* [WHAT IS EXPECTED]:
Scan the data below and pick out the lines containing the word "Positivity".

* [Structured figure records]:
+--
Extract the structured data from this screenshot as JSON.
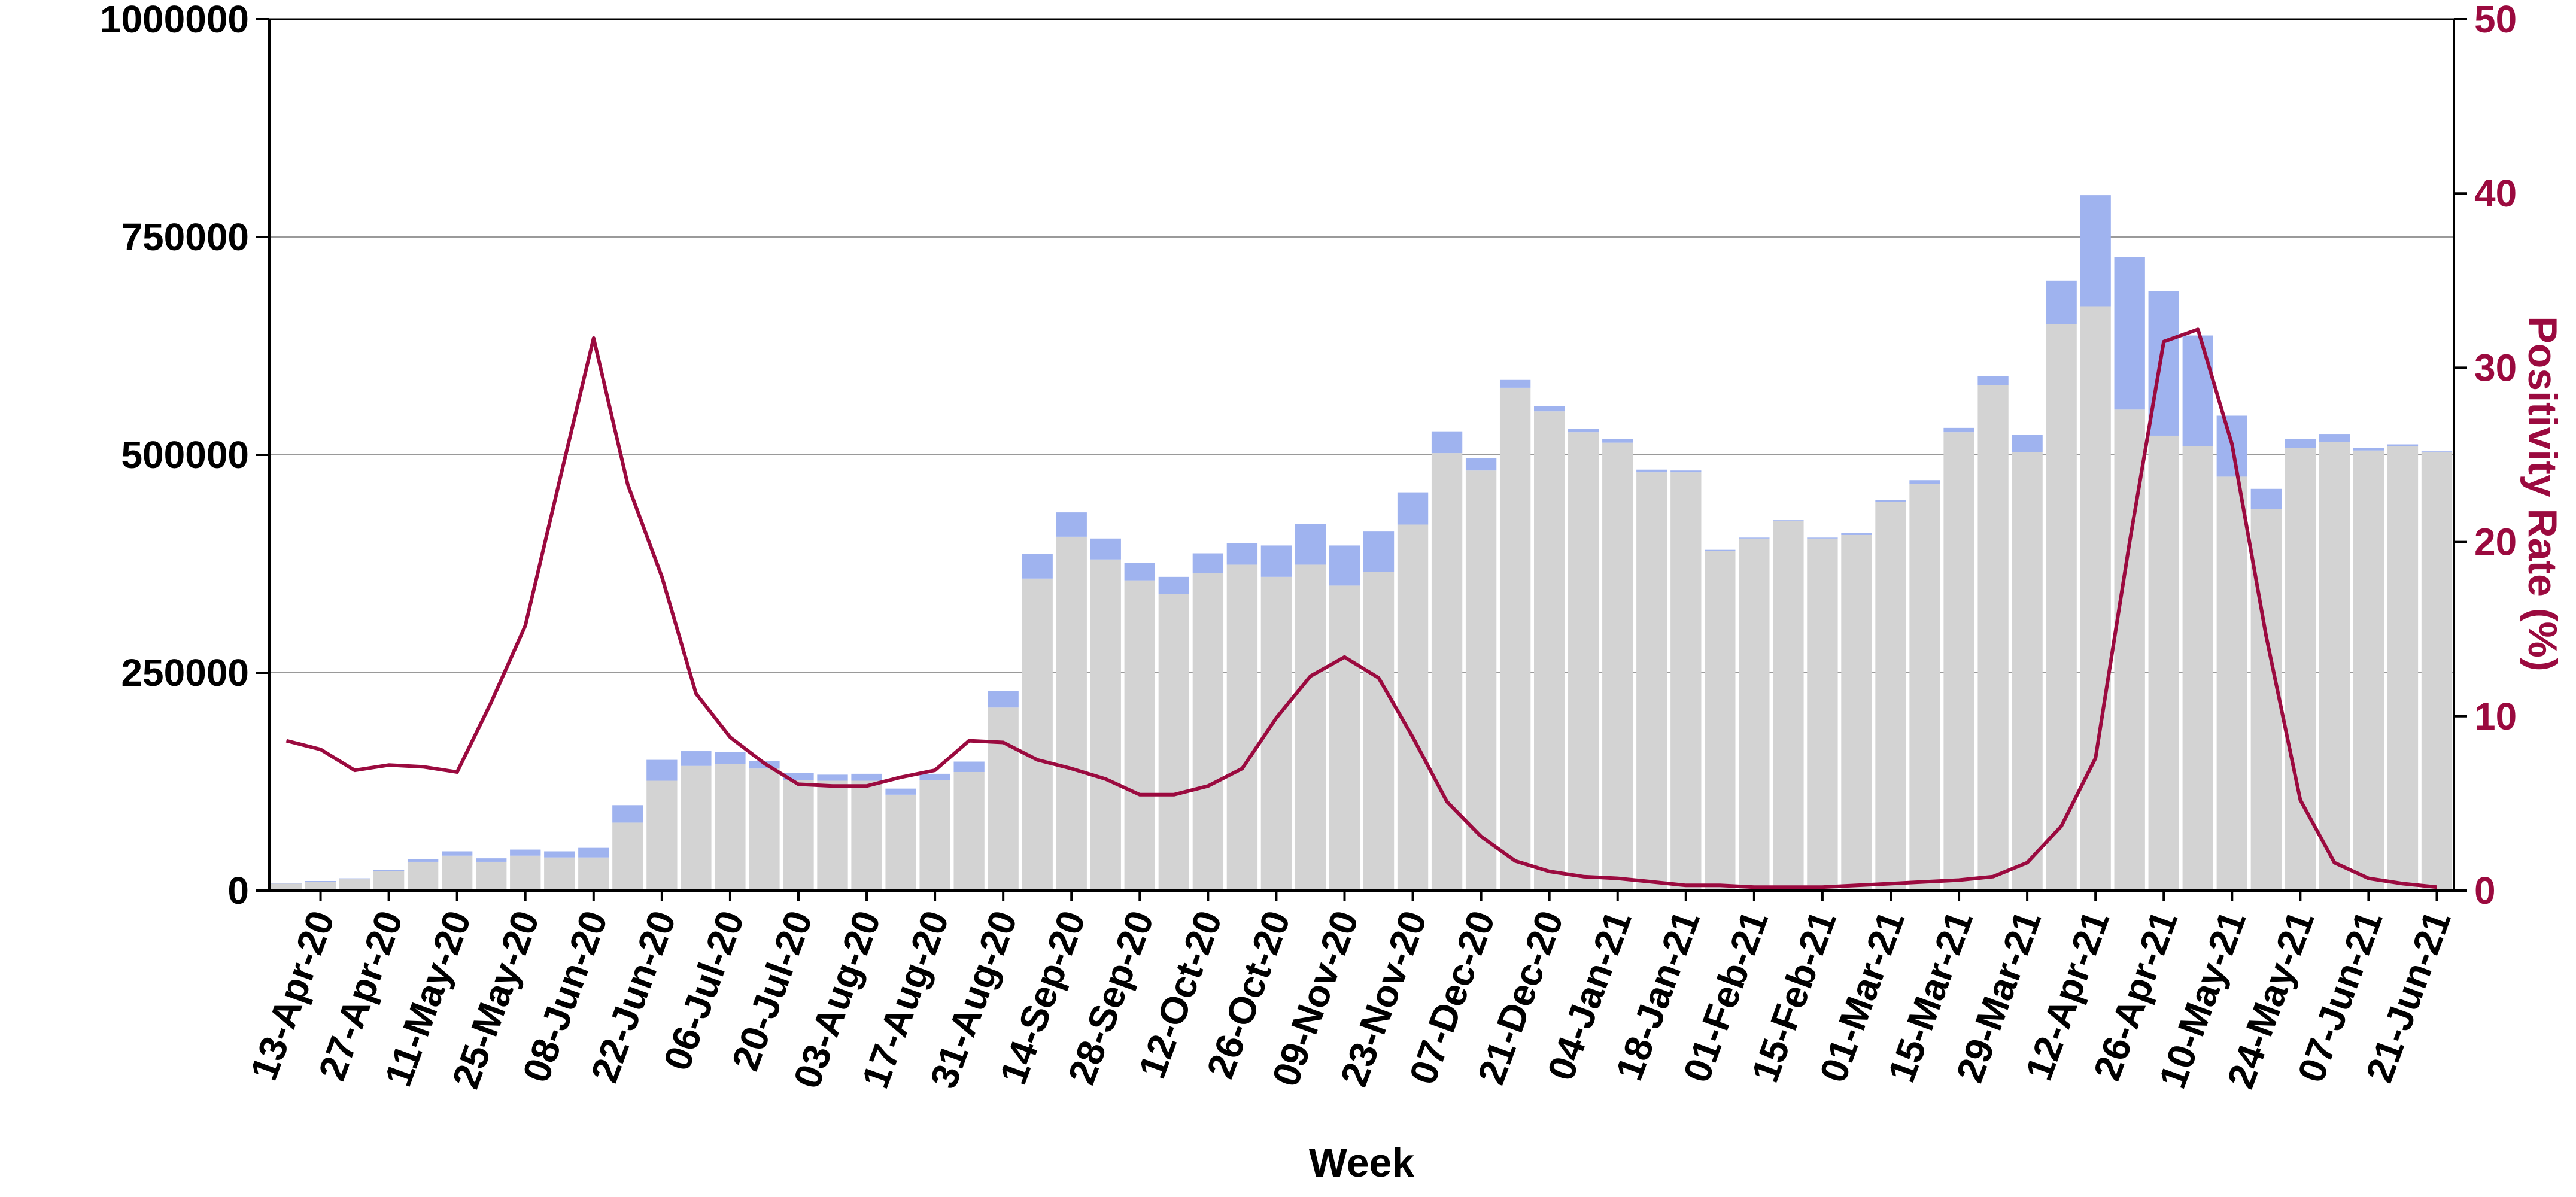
{
  "chart_data": {
    "type": "bar",
    "title": "",
    "xlabel": "Week",
    "ylabel": "",
    "y2label": "Positivity Rate (%)",
    "ylim": [
      0,
      1000000
    ],
    "y2lim": [
      0,
      50
    ],
    "yticks": [
      "0",
      "250000",
      "500000",
      "750000",
      "1000000"
    ],
    "y2ticks": [
      "0",
      "10",
      "20",
      "30",
      "40",
      "50"
    ],
    "grid": "horizontal",
    "stacked": true,
    "colors": {
      "grey_bar": "#d3d3d3",
      "blue_bar": "#9fb3ef",
      "line": "#9b0a3f",
      "right_axis": "#9b0a3f",
      "grid": "#9a9a9a",
      "axis": "#000000"
    },
    "x_ticklabels": [
      "13-Apr-20",
      "27-Apr-20",
      "11-May-20",
      "25-May-20",
      "08-Jun-20",
      "22-Jun-20",
      "06-Jul-20",
      "20-Jul-20",
      "03-Aug-20",
      "17-Aug-20",
      "31-Aug-20",
      "14-Sep-20",
      "28-Sep-20",
      "12-Oct-20",
      "26-Oct-20",
      "09-Nov-20",
      "23-Nov-20",
      "07-Dec-20",
      "21-Dec-20",
      "04-Jan-21",
      "18-Jan-21",
      "01-Feb-21",
      "15-Feb-21",
      "01-Mar-21",
      "15-Mar-21",
      "29-Mar-21",
      "12-Apr-21",
      "26-Apr-21",
      "10-May-21",
      "24-May-21",
      "07-Jun-21",
      "21-Jun-21"
    ],
    "series": [
      {
        "stack": "grey",
        "values": [
          8000,
          10000,
          13000,
          22000,
          33000,
          40000,
          33000,
          40000,
          38000,
          38000,
          78000,
          126000,
          143000,
          145000,
          140000,
          127000,
          126000,
          126000,
          110000,
          127000,
          136000,
          210000,
          358000,
          406000,
          380000,
          356000,
          340000,
          364000,
          374000,
          360000,
          374000,
          350000,
          366000,
          420000,
          502000,
          482000,
          577000,
          550000,
          526000,
          514000,
          480000,
          480000,
          390000,
          404000,
          424000,
          404000,
          408000,
          446000,
          467000,
          526000,
          580000,
          503000,
          650000,
          670000,
          552000,
          522000,
          510000,
          475000,
          438000,
          508000,
          515000,
          505000,
          510000,
          503000
        ]
      },
      {
        "stack": "blue",
        "values": [
          500,
          1000,
          1000,
          2000,
          3000,
          5000,
          4000,
          7000,
          7000,
          11000,
          20000,
          24000,
          17000,
          14000,
          9000,
          8000,
          7000,
          8000,
          7000,
          7000,
          12000,
          19000,
          28000,
          28000,
          24000,
          20000,
          20000,
          23000,
          25000,
          36000,
          47000,
          46000,
          46000,
          37000,
          25000,
          14000,
          9000,
          6000,
          4000,
          4000,
          3000,
          2000,
          1000,
          1000,
          1000,
          1000,
          2000,
          2000,
          4000,
          5000,
          10000,
          20000,
          50000,
          128000,
          175000,
          166000,
          127000,
          70000,
          23000,
          10000,
          9000,
          3000,
          2000,
          1000
        ]
      },
      {
        "name": "Positivity Rate (%)",
        "axis": "right",
        "type": "line",
        "values": [
          8.6,
          8.1,
          6.9,
          7.2,
          7.1,
          6.8,
          10.8,
          15.2,
          23.5,
          31.7,
          23.3,
          18.0,
          11.3,
          8.8,
          7.3,
          6.1,
          6.0,
          6.0,
          6.5,
          6.9,
          8.6,
          8.5,
          7.5,
          7.0,
          6.4,
          5.5,
          5.5,
          6.0,
          7.0,
          9.9,
          12.3,
          13.4,
          12.2,
          8.8,
          5.1,
          3.1,
          1.7,
          1.1,
          0.8,
          0.7,
          0.5,
          0.3,
          0.3,
          0.2,
          0.2,
          0.2,
          0.3,
          0.4,
          0.5,
          0.6,
          0.8,
          1.6,
          3.7,
          7.6,
          20.0,
          31.5,
          32.2,
          25.6,
          14.6,
          5.2,
          1.6,
          0.7,
          0.4,
          0.2
        ]
      }
    ]
  }
}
+--
* [COMPLETE ANSWER]:
    "y2label": "Positivity Rate (%)",
        "name": "Positivity Rate (%)",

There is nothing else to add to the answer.